# WORK ORDER
Count how many lines in the data hold "column". Only the number.

# Document layout detection data
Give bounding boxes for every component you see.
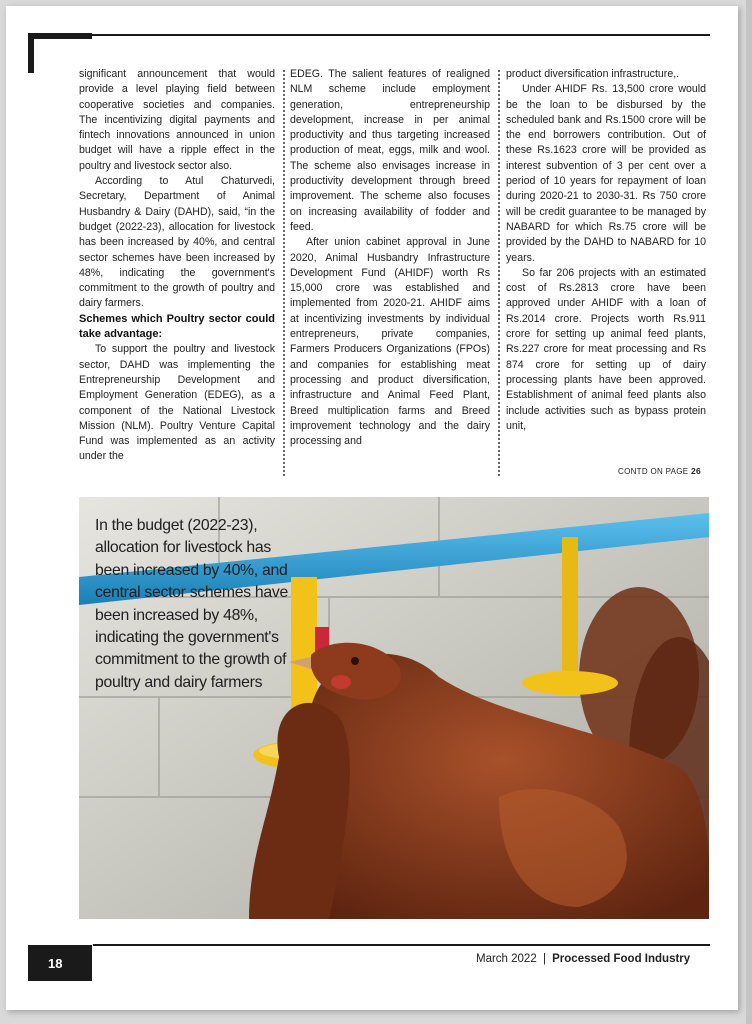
section-heading: Schemes which Poultry sector could take advantage:: [79, 312, 275, 341]
continued-label: CONTD ON PAGE: [618, 467, 689, 476]
paragraph: significant announcement that would provide a level playing field between cooperative societies and companies. The incentivizing digital payments and fintech innovations announced in union budget will have a ripple effect in the poultry and livestock sector also.: [79, 68, 275, 172]
paragraph: To support the poultry and livestock sector, DAHD was implementing the Entrepreneurship Development and Employment Generation (EDEG), as a component of the National Livestock Mission (NLM). Poultry Venture Capital Fund was implemented as an activity under the: [79, 343, 275, 463]
column-2: [290, 67, 490, 482]
corner-bar: [28, 33, 34, 73]
publication-name: Processed Food Industry: [552, 953, 691, 965]
paragraph: So far 206 projects with an estimated cost of Rs.2813 crore have been approved under AHIDF with a loan of Rs.2014 crore. Projects worth Rs.911 crore for setting up animal feed plants, Rs.227 crore for meat processing and Rs 874 crore for setting up of dairy processing plants have been approved. Establishment of animal feed plants also include activities such as bypass protein unit,: [506, 266, 706, 432]
page-number-box: [28, 945, 92, 981]
paragraph: Under AHIDF Rs. 13,500 crore would be the loan to be disbursed by the scheduled bank and Rs.1500 crore will be the end borrowers contribution. Out of these Rs.1623 crore will be provided as interest subvention of 3 per cent over a period of 10 years for repayment of loan during 2020-21 to 2030-31. Rs 750 crore will be credit guarantee to be managed by NABARD for which Rs.75 crore will be provided by the DAHD to NABARD for 10 years.: [506, 83, 706, 264]
paragraph: product diversification infrastructure,.: [506, 68, 680, 80]
paragraph: EDEG. The salient features of realigned NLM scheme include employment generation, entrepreneurship development, increase in per animal productivity and thus targeting increased production of meat, eggs, milk and wool. The scheme also envisages increase in productivity development through breed improvement. The scheme also focuses on increasing availability of fodder and feed.: [290, 68, 490, 233]
paragraph: After union cabinet approval in June 2020, Animal Husbandry Infrastructure Development Fund (AHIDF) worth Rs 15,000 crore was established and implemented from 2020-21. AHIDF aims at incentivizing investments by individual entrepreneurs, private companies, Farmers Producers Organizations (FPOs) and companies for establishing meat processing and product diversification, infrastructure and Animal Feed Plant, Breed multiplication farms and Breed improvement technology and the dairy processing and: [290, 236, 490, 448]
paragraph: According to Atul Chaturvedi, Secretary, Department of Animal Husbandry & Dairy (DAHD), said, “in the budget (2022-23), allocation for livestock has been increased by 40%, and central sector schemes have been increased by 48%, indicating the government's commitment to the growth of poultry and dairy farmers.: [79, 175, 275, 310]
magazine-page: [6, 6, 738, 1010]
continued-note: [618, 466, 701, 476]
footer: [476, 953, 690, 965]
page-edge: [746, 0, 752, 1024]
hens-photo: [79, 497, 709, 919]
column-separator: [498, 70, 500, 476]
page-number: 18: [48, 956, 63, 971]
top-rule-accent: [28, 33, 92, 39]
footer-separator: |: [542, 953, 546, 965]
top-rule: [28, 34, 710, 36]
pull-quote: In the budget (2022-23), allocation for livestock has been increased by 40%, and central sector schemes have been increased by 48%, indicating the government's commitment to the growth of poultry and dairy farmers: [95, 517, 288, 691]
continued-page: 26: [690, 466, 702, 476]
column-1: [79, 67, 275, 482]
column-3: [506, 67, 706, 482]
issue-date: March 2022: [476, 953, 537, 965]
column-separator: [283, 70, 285, 476]
bottom-rule: [93, 944, 710, 946]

# EXERCISE ANSWER
5